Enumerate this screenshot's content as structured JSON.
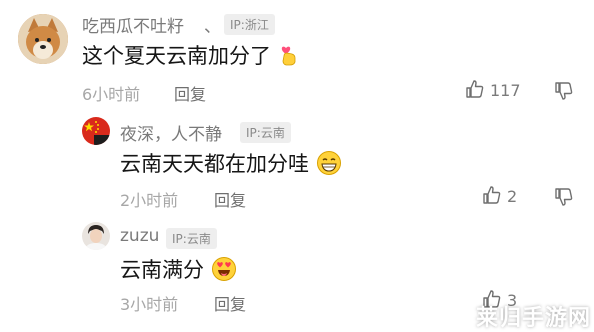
{
  "comments": [
    {
      "username": "吃西瓜不吐籽",
      "name_suffix": "、",
      "ip": "IP:浙江",
      "text": "这个夏天云南加分了",
      "time": "6小时前",
      "reply_label": "回复",
      "like_count": "117"
    },
    {
      "username": "夜深，人不静",
      "ip": "IP:云南",
      "text": "云南天天都在加分哇",
      "time": "2小时前",
      "reply_label": "回复",
      "like_count": "2"
    },
    {
      "username": "zuzu",
      "ip": "IP:云南",
      "text": "云南满分",
      "time": "3小时前",
      "reply_label": "回复",
      "like_count": "3"
    }
  ],
  "watermark": "莱归手游网",
  "icons": {
    "like": "thumbs-up-icon",
    "dislike": "thumbs-down-icon"
  },
  "colors": {
    "text_primary": "#161616",
    "text_secondary": "#7a7a7a",
    "ip_bg": "#eeeeee"
  }
}
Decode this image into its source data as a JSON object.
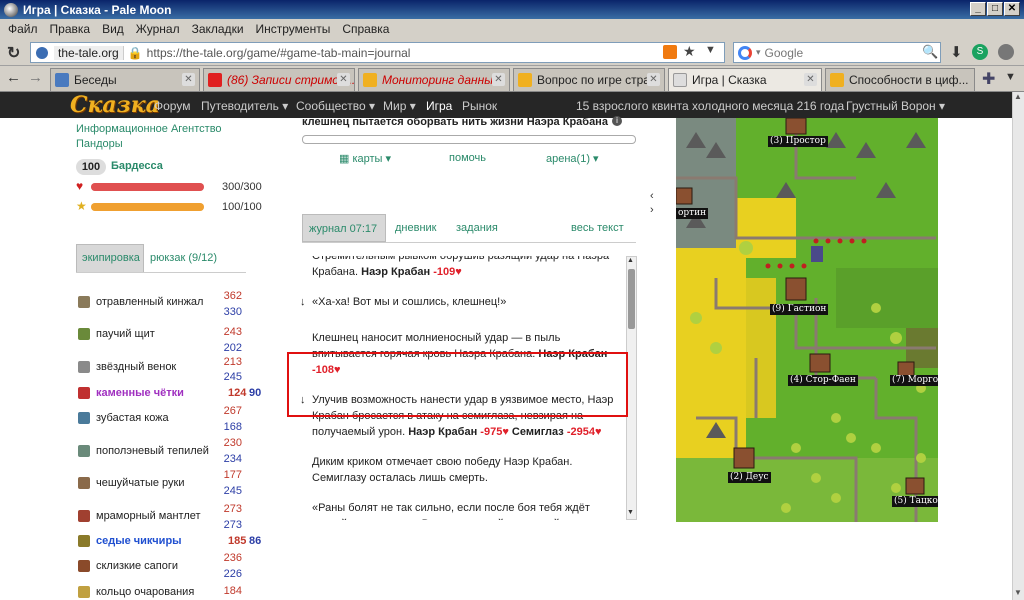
{
  "window": {
    "title": "Игра | Сказка - Pale Moon"
  },
  "menu": [
    "Файл",
    "Правка",
    "Вид",
    "Журнал",
    "Закладки",
    "Инструменты",
    "Справка"
  ],
  "address": {
    "site": "the-tale.org",
    "url": "https://the-tale.org/game/#game-tab-main=journal"
  },
  "search": {
    "placeholder": "Google"
  },
  "tabs": [
    {
      "label": "Беседы",
      "color": "#4a7abf"
    },
    {
      "label": "(86) Записи стримов...",
      "color": "#e02020"
    },
    {
      "label": "Мониторинг данны...",
      "color": "#f0b020"
    },
    {
      "label": "Вопрос по игре стра...",
      "color": "#f0b020"
    },
    {
      "label": "Игра | Сказка",
      "color": "#bbb"
    },
    {
      "label": "Способности в циф...",
      "color": "#f0b020"
    }
  ],
  "site": {
    "logo": "Сказка",
    "nav": [
      "Форум",
      "Путеводитель ▾",
      "Сообщество ▾",
      "Мир ▾",
      "Игра",
      "Рынок"
    ],
    "date": "15 взрослого квинта холодного месяца 216 года",
    "user": "Грустный Ворон ▾"
  },
  "hero": {
    "affil_line1": "Информационное Агентство",
    "affil_line2": "Пандоры",
    "level": "100",
    "class": "Бардесса",
    "hp": "300/300",
    "hp_fraction": 1.0,
    "exp": "100/100",
    "exp_fraction": 1.0
  },
  "equip_tabs": {
    "active": "экипировка",
    "other": "рюкзак (9/12)"
  },
  "equipment": [
    {
      "name": "отравленный кинжал",
      "v1": "362",
      "v2": "330",
      "style": "normal",
      "icon": "dagger-icon",
      "color": "#8a7a5a"
    },
    {
      "name": "паучий щит",
      "v1": "243",
      "v2": "202",
      "style": "normal",
      "icon": "shield-icon",
      "color": "#6a8a3a"
    },
    {
      "name": "звёздный венок",
      "v1": "213",
      "v2": "245",
      "style": "normal",
      "icon": "wreath-icon",
      "color": "#8a8a8a"
    },
    {
      "name": "каменные чётки",
      "v1": "124",
      "v2": "90",
      "style": "epic",
      "icon": "beads-icon",
      "color": "#c03030"
    },
    {
      "name": "зубастая кожа",
      "v1": "267",
      "v2": "168",
      "style": "normal",
      "icon": "leather-icon",
      "color": "#4a7a9a"
    },
    {
      "name": "пополэневый тепилей",
      "v1": "230",
      "v2": "234",
      "style": "normal",
      "icon": "helmet-icon",
      "color": "#6a8a7a"
    },
    {
      "name": "чешуйчатые руки",
      "v1": "177",
      "v2": "245",
      "style": "normal",
      "icon": "gloves-icon",
      "color": "#8a6a4a"
    },
    {
      "name": "мраморный мантлет",
      "v1": "273",
      "v2": "273",
      "style": "normal",
      "icon": "mantle-icon",
      "color": "#a04030"
    },
    {
      "name": "седые чикчиры",
      "v1": "185",
      "v2": "86",
      "style": "rare",
      "icon": "pants-icon",
      "color": "#8a7a2a"
    },
    {
      "name": "склизкие сапоги",
      "v1": "236",
      "v2": "226",
      "style": "normal",
      "icon": "boots-icon",
      "color": "#8a4a2a"
    },
    {
      "name": "кольцо очарования",
      "v1": "184",
      "v2": "",
      "style": "normal",
      "icon": "ring-icon",
      "color": "#c0a040"
    }
  ],
  "action": {
    "text": "клешнец пытается оборвать нить жизни Наэра Крабана",
    "progress": 0.0
  },
  "controls": {
    "cards": "карты ▾",
    "help": "помочь",
    "arena": "арена(1) ▾"
  },
  "log_tabs": {
    "journal": "журнал 07:17",
    "diary": "дневник",
    "quests": "задания",
    "all_text": "весь текст"
  },
  "log": [
    {
      "arrow": "",
      "text": "Стремительным рывком обрушив разящий удар на Наэра Крабана.",
      "name": "Наэр Крабан",
      "dmg": "-109♥",
      "name2": "",
      "dmg2": ""
    },
    {
      "arrow": "↓",
      "text": "«Ха-ха! Вот мы и сошлись, клешнец!»",
      "name": "",
      "dmg": "",
      "name2": "",
      "dmg2": ""
    },
    {
      "arrow": "",
      "text": "Клешнец наносит молниеносный удар — в пыль впитывается горячая кровь Наэра Крабана.",
      "name": "Наэр Крабан",
      "dmg": "-108♥",
      "name2": "",
      "dmg2": ""
    },
    {
      "arrow": "↓",
      "text": "Улучив возможность нанести удар в уязвимое место, Наэр Крабан бросается в атаку на семиглаза, невзирая на получаемый урон.",
      "name": "Наэр Крабан",
      "dmg": "-975♥",
      "name2": "Семиглаз",
      "dmg2": "-2954♥"
    },
    {
      "arrow": "",
      "text": "Диким криком отмечает свою победу Наэр Крабан. Семиглазу осталась лишь смерть.",
      "name": "",
      "dmg": "",
      "name2": "",
      "dmg2": ""
    },
    {
      "arrow": "",
      "text": "«Раны болят не так сильно, если после боя тебя ждёт достойная награда... Вот прекрасный тараканий ус, положим его в рюкзак... Хм-м, определённо, самочувствие стало лучше».",
      "name": "",
      "dmg": "",
      "name2": "",
      "dmg2": ""
    }
  ],
  "map": {
    "towns": [
      {
        "label": "(3) Простор"
      },
      {
        "label": "ортин"
      },
      {
        "label": "(9) Гастион"
      },
      {
        "label": "(4) Стор-Фаен"
      },
      {
        "label": "(7) Моргор"
      },
      {
        "label": "(2) Деус"
      },
      {
        "label": "(5) Тацкор"
      }
    ]
  }
}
= = =
Exercise. Copy out every line with the word "journal".

Complete answer.
    "url": "https://the-tale.org/game/#game-tab-main=journal"
    "journal": "журнал 07:17",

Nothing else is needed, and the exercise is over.